*Description of the task*
Print out the material that follows word for word.

*Records supplied*
•••••

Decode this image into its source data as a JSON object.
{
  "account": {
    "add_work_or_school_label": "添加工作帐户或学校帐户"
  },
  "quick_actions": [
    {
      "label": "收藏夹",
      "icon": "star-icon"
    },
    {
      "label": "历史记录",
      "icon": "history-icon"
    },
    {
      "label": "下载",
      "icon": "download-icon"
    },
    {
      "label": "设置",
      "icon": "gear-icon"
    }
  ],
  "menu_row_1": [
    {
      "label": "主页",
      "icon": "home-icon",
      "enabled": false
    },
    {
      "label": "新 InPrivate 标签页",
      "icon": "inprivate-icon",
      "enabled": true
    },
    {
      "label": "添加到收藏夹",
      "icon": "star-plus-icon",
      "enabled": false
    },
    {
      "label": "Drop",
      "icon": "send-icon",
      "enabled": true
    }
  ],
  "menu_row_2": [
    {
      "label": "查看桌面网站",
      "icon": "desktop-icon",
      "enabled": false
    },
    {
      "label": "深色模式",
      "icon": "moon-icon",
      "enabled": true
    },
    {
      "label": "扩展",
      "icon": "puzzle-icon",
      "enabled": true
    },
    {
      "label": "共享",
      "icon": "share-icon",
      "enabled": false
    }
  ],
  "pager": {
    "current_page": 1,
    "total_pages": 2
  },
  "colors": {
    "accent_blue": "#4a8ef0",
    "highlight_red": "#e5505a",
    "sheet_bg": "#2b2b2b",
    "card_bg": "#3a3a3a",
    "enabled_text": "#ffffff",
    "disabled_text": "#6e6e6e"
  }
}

•••••

*Expected answer*
Decode this image into its source data as a JSON object.
{
  "account": {
    "add_work_or_school_label": "添加工作帐户或学校帐户"
  },
  "quick_actions": [
    {
      "label": "收藏夹",
      "icon": "star-icon"
    },
    {
      "label": "历史记录",
      "icon": "history-icon"
    },
    {
      "label": "下载",
      "icon": "download-icon"
    },
    {
      "label": "设置",
      "icon": "gear-icon"
    }
  ],
  "menu_row_1": [
    {
      "label": "主页",
      "icon": "home-icon",
      "enabled": false
    },
    {
      "label": "新 InPrivate 标签页",
      "icon": "inprivate-icon",
      "enabled": true
    },
    {
      "label": "添加到收藏夹",
      "icon": "star-plus-icon",
      "enabled": false
    },
    {
      "label": "Drop",
      "icon": "send-icon",
      "enabled": true
    }
  ],
  "menu_row_2": [
    {
      "label": "查看桌面网站",
      "icon": "desktop-icon",
      "enabled": false
    },
    {
      "label": "深色模式",
      "icon": "moon-icon",
      "enabled": true
    },
    {
      "label": "扩展",
      "icon": "puzzle-icon",
      "enabled": true
    },
    {
      "label": "共享",
      "icon": "share-icon",
      "enabled": false
    }
  ],
  "pager": {
    "current_page": 1,
    "total_pages": 2
  },
  "colors": {
    "accent_blue": "#4a8ef0",
    "highlight_red": "#e5505a",
    "sheet_bg": "#2b2b2b",
    "card_bg": "#3a3a3a",
    "enabled_text": "#ffffff",
    "disabled_text": "#6e6e6e"
  }
}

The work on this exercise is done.